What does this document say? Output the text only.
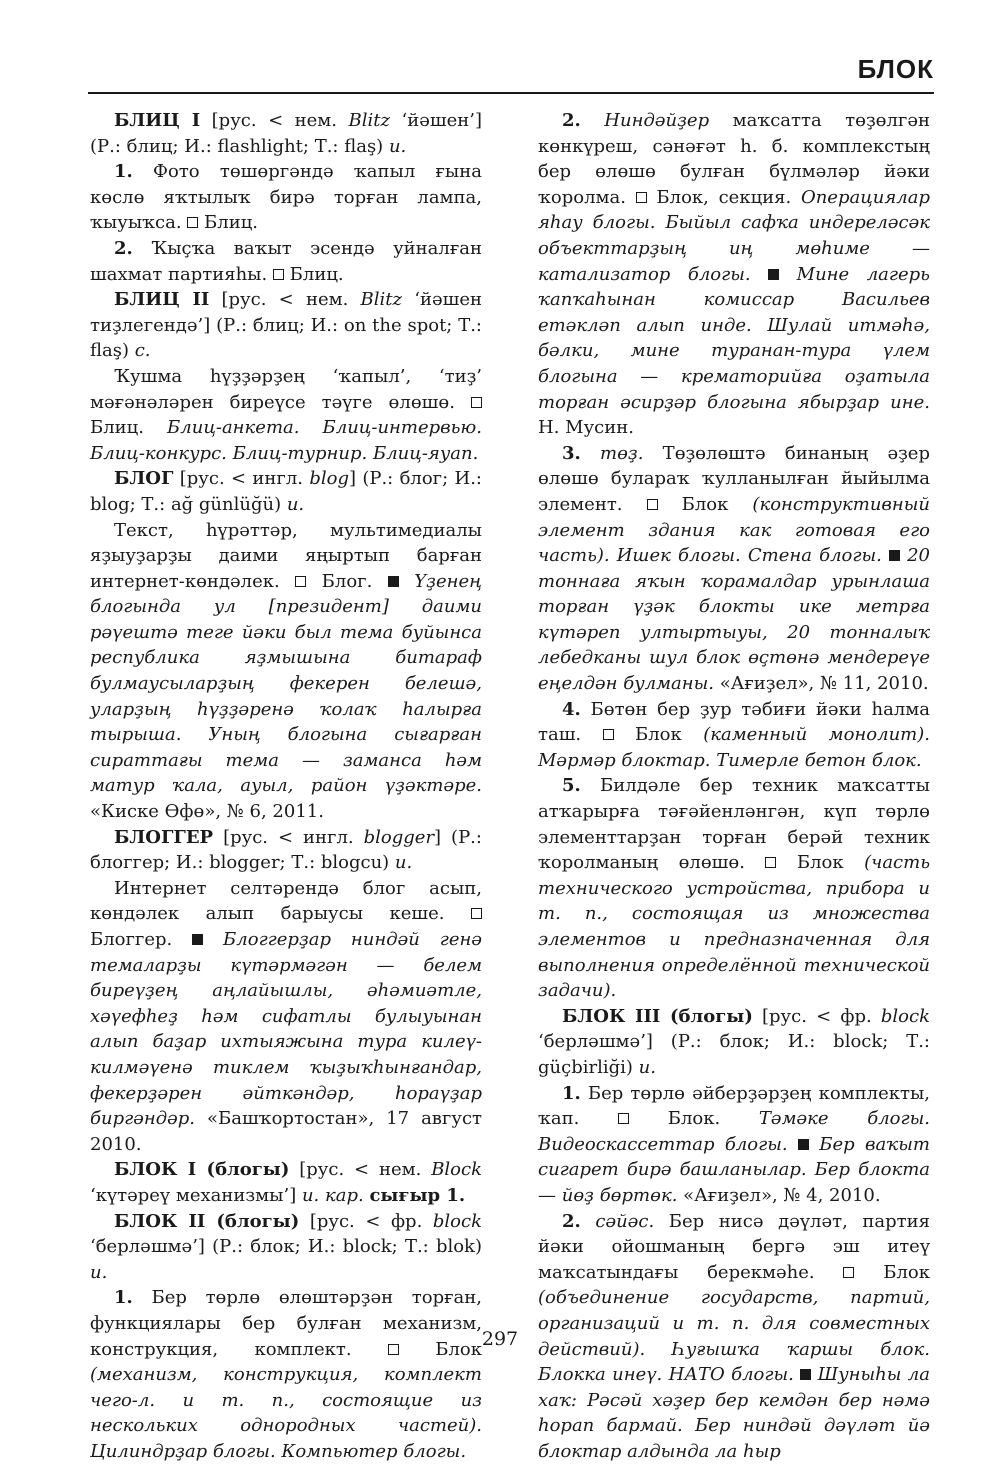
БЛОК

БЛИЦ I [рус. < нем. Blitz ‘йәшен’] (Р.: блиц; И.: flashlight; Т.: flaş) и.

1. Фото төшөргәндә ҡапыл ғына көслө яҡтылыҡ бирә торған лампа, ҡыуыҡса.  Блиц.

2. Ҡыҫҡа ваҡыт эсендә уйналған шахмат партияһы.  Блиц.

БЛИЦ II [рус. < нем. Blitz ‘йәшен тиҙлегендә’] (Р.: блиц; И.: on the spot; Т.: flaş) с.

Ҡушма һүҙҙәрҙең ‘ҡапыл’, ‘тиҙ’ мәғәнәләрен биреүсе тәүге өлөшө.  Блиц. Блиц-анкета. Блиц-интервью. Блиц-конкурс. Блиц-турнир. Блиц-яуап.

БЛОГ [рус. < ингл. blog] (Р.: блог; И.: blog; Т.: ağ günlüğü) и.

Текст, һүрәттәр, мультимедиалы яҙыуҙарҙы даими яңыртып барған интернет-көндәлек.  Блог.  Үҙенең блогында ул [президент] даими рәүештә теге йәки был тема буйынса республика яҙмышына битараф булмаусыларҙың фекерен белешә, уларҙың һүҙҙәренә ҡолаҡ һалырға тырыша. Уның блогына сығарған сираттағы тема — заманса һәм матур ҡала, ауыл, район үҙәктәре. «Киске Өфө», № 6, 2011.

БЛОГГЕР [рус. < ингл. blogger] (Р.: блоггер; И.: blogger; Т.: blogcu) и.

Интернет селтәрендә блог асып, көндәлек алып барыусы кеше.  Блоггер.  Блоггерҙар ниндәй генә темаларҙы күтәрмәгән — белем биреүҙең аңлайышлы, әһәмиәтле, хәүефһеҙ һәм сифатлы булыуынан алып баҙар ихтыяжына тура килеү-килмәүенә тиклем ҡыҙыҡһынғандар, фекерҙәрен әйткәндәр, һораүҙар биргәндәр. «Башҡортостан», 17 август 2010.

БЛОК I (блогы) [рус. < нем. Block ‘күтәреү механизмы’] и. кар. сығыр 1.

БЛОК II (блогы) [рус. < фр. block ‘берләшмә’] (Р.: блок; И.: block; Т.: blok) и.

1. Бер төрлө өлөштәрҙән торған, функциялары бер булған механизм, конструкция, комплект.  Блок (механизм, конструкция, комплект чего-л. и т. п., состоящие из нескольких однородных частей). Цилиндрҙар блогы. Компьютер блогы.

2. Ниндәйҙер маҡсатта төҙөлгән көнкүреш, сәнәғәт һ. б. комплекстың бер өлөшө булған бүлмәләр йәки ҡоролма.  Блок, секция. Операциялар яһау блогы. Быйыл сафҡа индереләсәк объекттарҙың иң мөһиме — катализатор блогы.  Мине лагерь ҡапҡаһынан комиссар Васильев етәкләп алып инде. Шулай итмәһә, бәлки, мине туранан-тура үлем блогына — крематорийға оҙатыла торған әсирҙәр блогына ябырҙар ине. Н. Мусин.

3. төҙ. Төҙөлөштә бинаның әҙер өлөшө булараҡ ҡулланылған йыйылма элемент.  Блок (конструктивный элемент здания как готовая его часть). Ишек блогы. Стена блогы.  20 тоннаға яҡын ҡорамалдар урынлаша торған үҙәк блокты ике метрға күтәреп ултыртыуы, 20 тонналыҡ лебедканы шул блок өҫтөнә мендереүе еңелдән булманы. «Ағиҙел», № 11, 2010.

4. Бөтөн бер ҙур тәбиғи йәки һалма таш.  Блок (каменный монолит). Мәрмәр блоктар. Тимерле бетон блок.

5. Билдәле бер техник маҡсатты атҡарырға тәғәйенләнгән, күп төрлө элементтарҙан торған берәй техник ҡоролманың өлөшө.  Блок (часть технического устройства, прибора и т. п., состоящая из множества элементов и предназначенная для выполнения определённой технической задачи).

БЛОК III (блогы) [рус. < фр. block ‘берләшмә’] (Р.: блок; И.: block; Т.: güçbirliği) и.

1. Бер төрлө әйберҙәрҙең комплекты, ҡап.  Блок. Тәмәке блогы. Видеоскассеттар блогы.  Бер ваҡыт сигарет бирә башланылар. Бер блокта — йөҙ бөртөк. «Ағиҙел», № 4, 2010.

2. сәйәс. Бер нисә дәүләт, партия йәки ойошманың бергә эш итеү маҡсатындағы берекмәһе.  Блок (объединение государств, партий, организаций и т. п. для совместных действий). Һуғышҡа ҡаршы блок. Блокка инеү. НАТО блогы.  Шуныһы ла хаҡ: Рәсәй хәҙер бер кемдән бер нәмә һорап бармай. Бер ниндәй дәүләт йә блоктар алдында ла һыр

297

--- Given problem ---
Tally the lines of the listing above that include the word "блоктар". Answer with the number alone.

--- Answer in full ---
2